GIVEN REQUEST | Below are some records. Copy every line in them that holds "coordinate".

━━━━━━

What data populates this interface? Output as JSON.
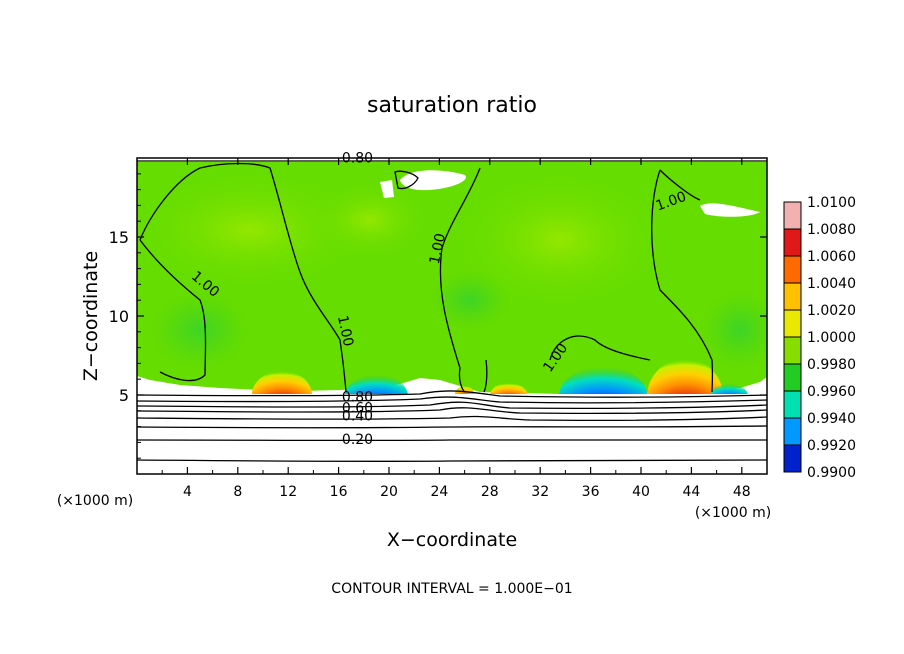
{
  "chart_data": {
    "type": "heatmap",
    "title": "saturation ratio",
    "xlabel": "X−coordinate",
    "ylabel": "Z−coordinate",
    "x_unit_label": "(×1000 m)",
    "y_unit_label": "(×1000 m)",
    "xlim": [
      0,
      50
    ],
    "ylim": [
      0,
      20
    ],
    "x_ticks": [
      "4",
      "8",
      "12",
      "16",
      "20",
      "24",
      "28",
      "32",
      "36",
      "40",
      "44",
      "48"
    ],
    "x_tick_values": [
      4,
      8,
      12,
      16,
      20,
      24,
      28,
      32,
      36,
      40,
      44,
      48
    ],
    "y_ticks": [
      "5",
      "10",
      "15"
    ],
    "y_tick_values": [
      5,
      10,
      15
    ],
    "footer": "CONTOUR INTERVAL = 1.000E−01",
    "colorbar": {
      "labels": [
        "1.0100",
        "1.0080",
        "1.0060",
        "1.0040",
        "1.0020",
        "1.0000",
        "0.9980",
        "0.9960",
        "0.9940",
        "0.9920",
        "0.9900"
      ],
      "colors": [
        "#f2b0b0",
        "#e01818",
        "#ff6a00",
        "#ffc000",
        "#e8e800",
        "#88dd00",
        "#22cc22",
        "#00e0b0",
        "#0099ff",
        "#0022cc",
        "#7a1fa0"
      ]
    },
    "contour_labels": [
      {
        "text": "0.80",
        "x": 17.5,
        "y": 19.7
      },
      {
        "text": "1.00",
        "x": 5.2,
        "y": 11.8,
        "angle": 40
      },
      {
        "text": "1.00",
        "x": 16.2,
        "y": 9.0,
        "angle": 78
      },
      {
        "text": "1.00",
        "x": 24.2,
        "y": 14.2,
        "angle": -78
      },
      {
        "text": "1.00",
        "x": 33.5,
        "y": 7.2,
        "angle": -55
      },
      {
        "text": "1.00",
        "x": 42.5,
        "y": 17.0,
        "angle": -20
      },
      {
        "text": "0.80",
        "x": 17.5,
        "y": 4.6
      },
      {
        "text": "0.60",
        "x": 17.5,
        "y": 3.9
      },
      {
        "text": "0.40",
        "x": 17.5,
        "y": 3.4
      },
      {
        "text": "0.20",
        "x": 17.5,
        "y": 1.9
      }
    ],
    "warm_anomalies": [
      {
        "x": 11.5,
        "value": 1.008,
        "width": 2.4
      },
      {
        "x": 26.0,
        "value": 1.008,
        "width": 0.8
      },
      {
        "x": 29.5,
        "value": 1.006,
        "width": 1.5
      },
      {
        "x": 43.5,
        "value": 1.01,
        "width": 3.0
      }
    ],
    "cold_anomalies": [
      {
        "x": 19.0,
        "value": 0.992,
        "width": 2.5
      },
      {
        "x": 37.0,
        "value": 0.992,
        "width": 3.5
      },
      {
        "x": 47.0,
        "value": 0.993,
        "width": 1.5
      }
    ]
  }
}
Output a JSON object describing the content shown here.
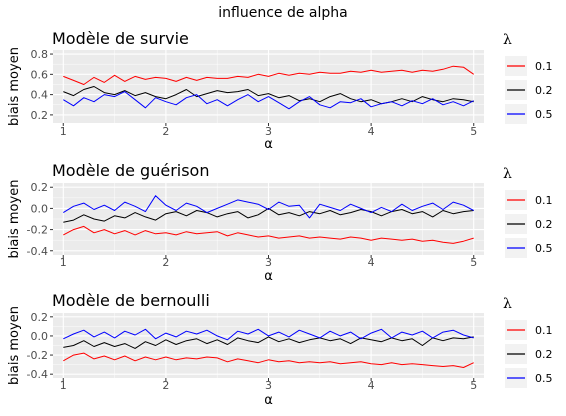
{
  "figure": {
    "title": "influence de alpha"
  },
  "chart_data": [
    {
      "type": "line",
      "title": "Modèle de survie",
      "xlabel": "α",
      "ylabel": "biais moyen",
      "xlim": [
        0.9,
        5.1
      ],
      "ylim": [
        0.12,
        0.84
      ],
      "xticks": [
        1,
        2,
        3,
        4,
        5
      ],
      "xtick_labels": [
        "1",
        "2",
        "3",
        "4",
        "5"
      ],
      "yticks": [
        0.2,
        0.4,
        0.6,
        0.8
      ],
      "ytick_labels": [
        "0.2",
        "0.4",
        "0.6",
        "0.8"
      ],
      "grid": true,
      "legend": {
        "title": "λ",
        "position": "right",
        "labels": [
          "0.1",
          "0.2",
          "0.5"
        ]
      },
      "x": [
        1.0,
        1.1,
        1.2,
        1.3,
        1.4,
        1.5,
        1.6,
        1.7,
        1.8,
        1.9,
        2.0,
        2.1,
        2.2,
        2.3,
        2.4,
        2.5,
        2.6,
        2.7,
        2.8,
        2.9,
        3.0,
        3.1,
        3.2,
        3.3,
        3.4,
        3.5,
        3.6,
        3.7,
        3.8,
        3.9,
        4.0,
        4.1,
        4.2,
        4.3,
        4.4,
        4.5,
        4.6,
        4.7,
        4.8,
        4.9,
        5.0
      ],
      "series": [
        {
          "name": "0.1",
          "color": "#ff0000",
          "values": [
            0.58,
            0.54,
            0.5,
            0.57,
            0.52,
            0.59,
            0.53,
            0.58,
            0.55,
            0.57,
            0.56,
            0.53,
            0.57,
            0.54,
            0.57,
            0.56,
            0.56,
            0.58,
            0.57,
            0.6,
            0.58,
            0.61,
            0.59,
            0.61,
            0.6,
            0.62,
            0.61,
            0.61,
            0.63,
            0.62,
            0.64,
            0.62,
            0.63,
            0.64,
            0.62,
            0.64,
            0.63,
            0.65,
            0.68,
            0.67,
            0.6
          ]
        },
        {
          "name": "0.2",
          "color": "#000000",
          "values": [
            0.43,
            0.39,
            0.45,
            0.48,
            0.42,
            0.4,
            0.44,
            0.39,
            0.42,
            0.38,
            0.36,
            0.4,
            0.45,
            0.38,
            0.41,
            0.44,
            0.42,
            0.43,
            0.45,
            0.39,
            0.41,
            0.37,
            0.39,
            0.34,
            0.36,
            0.33,
            0.38,
            0.41,
            0.36,
            0.33,
            0.35,
            0.31,
            0.33,
            0.36,
            0.33,
            0.38,
            0.35,
            0.33,
            0.36,
            0.35,
            0.33
          ]
        },
        {
          "name": "0.5",
          "color": "#0000ff",
          "values": [
            0.35,
            0.29,
            0.37,
            0.33,
            0.4,
            0.38,
            0.43,
            0.35,
            0.27,
            0.37,
            0.33,
            0.3,
            0.37,
            0.4,
            0.31,
            0.35,
            0.29,
            0.35,
            0.4,
            0.33,
            0.38,
            0.32,
            0.26,
            0.33,
            0.38,
            0.3,
            0.27,
            0.33,
            0.32,
            0.36,
            0.28,
            0.31,
            0.33,
            0.29,
            0.34,
            0.31,
            0.36,
            0.3,
            0.33,
            0.29,
            0.34
          ]
        }
      ]
    },
    {
      "type": "line",
      "title": "Modèle de guérison",
      "xlabel": "α",
      "ylabel": "biais moyen",
      "xlim": [
        0.9,
        5.1
      ],
      "ylim": [
        -0.44,
        0.24
      ],
      "xticks": [
        1,
        2,
        3,
        4,
        5
      ],
      "xtick_labels": [
        "1",
        "2",
        "3",
        "4",
        "5"
      ],
      "yticks": [
        -0.4,
        -0.2,
        0.0,
        0.2
      ],
      "ytick_labels": [
        "-0.4",
        "-0.2",
        "0.0",
        "0.2"
      ],
      "grid": true,
      "legend": {
        "title": "λ",
        "position": "right",
        "labels": [
          "0.1",
          "0.2",
          "0.5"
        ]
      },
      "x": [
        1.0,
        1.1,
        1.2,
        1.3,
        1.4,
        1.5,
        1.6,
        1.7,
        1.8,
        1.9,
        2.0,
        2.1,
        2.2,
        2.3,
        2.4,
        2.5,
        2.6,
        2.7,
        2.8,
        2.9,
        3.0,
        3.1,
        3.2,
        3.3,
        3.4,
        3.5,
        3.6,
        3.7,
        3.8,
        3.9,
        4.0,
        4.1,
        4.2,
        4.3,
        4.4,
        4.5,
        4.6,
        4.7,
        4.8,
        4.9,
        5.0
      ],
      "series": [
        {
          "name": "0.1",
          "color": "#ff0000",
          "values": [
            -0.25,
            -0.2,
            -0.17,
            -0.23,
            -0.2,
            -0.24,
            -0.21,
            -0.25,
            -0.21,
            -0.24,
            -0.23,
            -0.25,
            -0.22,
            -0.24,
            -0.23,
            -0.22,
            -0.26,
            -0.23,
            -0.25,
            -0.27,
            -0.26,
            -0.28,
            -0.27,
            -0.26,
            -0.28,
            -0.27,
            -0.28,
            -0.29,
            -0.27,
            -0.28,
            -0.3,
            -0.28,
            -0.29,
            -0.3,
            -0.29,
            -0.31,
            -0.3,
            -0.32,
            -0.33,
            -0.31,
            -0.28
          ]
        },
        {
          "name": "0.2",
          "color": "#000000",
          "values": [
            -0.13,
            -0.11,
            -0.06,
            -0.1,
            -0.12,
            -0.07,
            -0.09,
            -0.04,
            -0.08,
            -0.11,
            -0.05,
            -0.03,
            -0.07,
            -0.02,
            -0.04,
            -0.08,
            -0.05,
            -0.03,
            -0.09,
            -0.06,
            0.0,
            -0.06,
            -0.04,
            -0.07,
            -0.03,
            -0.05,
            -0.02,
            -0.06,
            -0.04,
            -0.01,
            -0.03,
            -0.07,
            -0.03,
            -0.01,
            -0.05,
            -0.03,
            -0.08,
            -0.02,
            -0.05,
            -0.03,
            -0.02
          ]
        },
        {
          "name": "0.5",
          "color": "#0000ff",
          "values": [
            -0.04,
            0.02,
            0.05,
            -0.01,
            0.03,
            -0.02,
            0.06,
            0.02,
            -0.03,
            0.12,
            0.03,
            -0.02,
            0.05,
            0.02,
            -0.04,
            0.0,
            0.04,
            0.08,
            0.06,
            0.04,
            -0.01,
            0.06,
            0.02,
            0.03,
            -0.09,
            0.04,
            0.01,
            -0.02,
            0.04,
            0.0,
            -0.04,
            0.01,
            -0.03,
            0.04,
            -0.02,
            0.02,
            0.05,
            -0.01,
            0.06,
            0.03,
            -0.02
          ]
        }
      ]
    },
    {
      "type": "line",
      "title": "Modèle de bernoulli",
      "xlabel": "α",
      "ylabel": "biais moyen",
      "xlim": [
        0.9,
        5.1
      ],
      "ylim": [
        -0.44,
        0.24
      ],
      "xticks": [
        1,
        2,
        3,
        4,
        5
      ],
      "xtick_labels": [
        "1",
        "2",
        "3",
        "4",
        "5"
      ],
      "yticks": [
        -0.4,
        -0.2,
        0.0,
        0.2
      ],
      "ytick_labels": [
        "-0.4",
        "-0.2",
        "0.0",
        "0.2"
      ],
      "grid": true,
      "legend": {
        "title": "λ",
        "position": "right",
        "labels": [
          "0.1",
          "0.2",
          "0.5"
        ]
      },
      "x": [
        1.0,
        1.1,
        1.2,
        1.3,
        1.4,
        1.5,
        1.6,
        1.7,
        1.8,
        1.9,
        2.0,
        2.1,
        2.2,
        2.3,
        2.4,
        2.5,
        2.6,
        2.7,
        2.8,
        2.9,
        3.0,
        3.1,
        3.2,
        3.3,
        3.4,
        3.5,
        3.6,
        3.7,
        3.8,
        3.9,
        4.0,
        4.1,
        4.2,
        4.3,
        4.4,
        4.5,
        4.6,
        4.7,
        4.8,
        4.9,
        5.0
      ],
      "series": [
        {
          "name": "0.1",
          "color": "#ff0000",
          "values": [
            -0.26,
            -0.2,
            -0.18,
            -0.24,
            -0.21,
            -0.25,
            -0.21,
            -0.26,
            -0.22,
            -0.25,
            -0.22,
            -0.25,
            -0.23,
            -0.24,
            -0.22,
            -0.23,
            -0.27,
            -0.24,
            -0.26,
            -0.28,
            -0.25,
            -0.27,
            -0.26,
            -0.28,
            -0.27,
            -0.28,
            -0.27,
            -0.29,
            -0.28,
            -0.27,
            -0.29,
            -0.3,
            -0.28,
            -0.3,
            -0.29,
            -0.3,
            -0.31,
            -0.32,
            -0.31,
            -0.33,
            -0.28
          ]
        },
        {
          "name": "0.2",
          "color": "#000000",
          "values": [
            -0.12,
            -0.1,
            -0.05,
            -0.11,
            -0.07,
            -0.11,
            -0.08,
            -0.13,
            -0.06,
            -0.1,
            -0.04,
            -0.09,
            -0.05,
            -0.03,
            -0.08,
            -0.04,
            -0.09,
            -0.02,
            -0.05,
            -0.07,
            -0.01,
            -0.06,
            -0.03,
            -0.07,
            -0.04,
            -0.02,
            -0.05,
            -0.03,
            -0.08,
            -0.02,
            -0.04,
            -0.06,
            -0.02,
            -0.05,
            -0.03,
            -0.1,
            -0.02,
            -0.05,
            -0.02,
            -0.03,
            -0.01
          ]
        },
        {
          "name": "0.5",
          "color": "#0000ff",
          "values": [
            -0.03,
            0.02,
            0.06,
            -0.01,
            0.04,
            -0.02,
            0.05,
            0.01,
            0.07,
            -0.03,
            0.03,
            -0.01,
            0.05,
            0.02,
            0.06,
            0.0,
            -0.04,
            0.05,
            0.02,
            0.07,
            0.0,
            0.04,
            -0.01,
            0.06,
            0.02,
            -0.02,
            0.05,
            0.0,
            0.04,
            -0.03,
            0.03,
            0.07,
            -0.02,
            0.04,
            0.01,
            0.05,
            -0.02,
            0.04,
            0.06,
            0.01,
            -0.02
          ]
        }
      ]
    }
  ]
}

━━━━━━

EXERCISE RESULT |
    "xlabel": "X−coordinate",
    "ylabel": "Z−coordinate",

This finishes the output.